Stored records:
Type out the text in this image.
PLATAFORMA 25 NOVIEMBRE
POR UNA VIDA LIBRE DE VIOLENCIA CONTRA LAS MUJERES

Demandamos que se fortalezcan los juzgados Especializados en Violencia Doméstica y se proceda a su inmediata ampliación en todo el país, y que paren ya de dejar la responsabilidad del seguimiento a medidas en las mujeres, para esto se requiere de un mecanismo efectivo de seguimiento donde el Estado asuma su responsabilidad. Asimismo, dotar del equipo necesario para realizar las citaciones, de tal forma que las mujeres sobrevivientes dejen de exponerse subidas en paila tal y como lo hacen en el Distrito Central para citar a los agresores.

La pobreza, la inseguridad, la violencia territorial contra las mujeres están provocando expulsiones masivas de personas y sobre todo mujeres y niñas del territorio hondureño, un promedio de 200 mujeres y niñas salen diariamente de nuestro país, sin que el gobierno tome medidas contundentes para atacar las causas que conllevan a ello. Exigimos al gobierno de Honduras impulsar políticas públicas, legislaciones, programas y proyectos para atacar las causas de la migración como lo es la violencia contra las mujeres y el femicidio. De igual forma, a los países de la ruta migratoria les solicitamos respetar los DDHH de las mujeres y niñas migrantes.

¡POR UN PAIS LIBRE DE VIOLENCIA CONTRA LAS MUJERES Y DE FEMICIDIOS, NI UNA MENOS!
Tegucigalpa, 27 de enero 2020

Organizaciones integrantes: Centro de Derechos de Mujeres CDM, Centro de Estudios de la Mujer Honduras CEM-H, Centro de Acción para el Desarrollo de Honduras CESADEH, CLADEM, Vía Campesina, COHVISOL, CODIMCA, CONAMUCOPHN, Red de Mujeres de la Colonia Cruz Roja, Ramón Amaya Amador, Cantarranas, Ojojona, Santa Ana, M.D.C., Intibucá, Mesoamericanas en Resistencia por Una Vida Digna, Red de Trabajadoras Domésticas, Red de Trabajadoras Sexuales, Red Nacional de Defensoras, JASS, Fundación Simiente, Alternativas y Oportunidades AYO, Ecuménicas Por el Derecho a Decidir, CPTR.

> [INSTRUCTIONS FOR THE TASK]: Give a word-for-word copy of the records.

> [WRITTEN ANSWER]:
Type out the text in this image.
PLATAFORMA 25 NOVIEMBRE
POR UNA VIDA LIBRE DE VIOLENCIA CONTRA LAS MUJERES

Demandamos que se fortalezcan los juzgados Especializados en Violencia Doméstica y se proceda a su inmediata ampliación en todo el país, y que paren ya de dejar la responsabilidad del seguimiento a medidas en las mujeres, para esto se requiere de un mecanismo efectivo de seguimiento donde el Estado asuma su responsabilidad. Asimismo, dotar del equipo necesario para realizar las citaciones, de tal forma que las mujeres sobrevivientes dejen de exponerse subidas en paila tal y como lo hacen en el Distrito Central para citar a los agresores.

La pobreza, la inseguridad, la violencia territorial contra las mujeres están provocando expulsiones masivas de personas y sobre todo mujeres y niñas del territorio hondureño, un promedio de 200 mujeres y niñas salen diariamente de nuestro país, sin que el gobierno tome medidas contundentes para atacar las causas que conllevan a ello. Exigimos al gobierno de Honduras impulsar políticas públicas, legislaciones, programas y proyectos para atacar las causas de la migración como lo es la violencia contra las mujeres y el femicidio. De igual forma, a los países de la ruta migratoria les solicitamos respetar los DDHH de las mujeres y niñas migrantes.

¡POR UN PAIS LIBRE DE VIOLENCIA CONTRA LAS MUJERES Y DE FEMICIDIOS, NI UNA MENOS!
Tegucigalpa, 27 de enero 2020

Organizaciones integrantes: Centro de Derechos de Mujeres CDM, Centro de Estudios de la Mujer Honduras CEM-H, Centro de Acción para el Desarrollo de Honduras CESADEH, CLADEM, Vía Campesina, COHVISOL, CODIMCA, CONAMUCOPHN, Red de Mujeres de la Colonia Cruz Roja, Ramón Amaya Amador, Cantarranas, Ojojona, Santa Ana, M.D.C., Intibucá, Mesoamericanas en Resistencia por Una Vida Digna, Red de Trabajadoras Domésticas, Red de Trabajadoras Sexuales, Red Nacional de Defensoras, JASS, Fundación Simiente, Alternativas y Oportunidades AYO, Ecuménicas Por el Derecho a Decidir, CPTR.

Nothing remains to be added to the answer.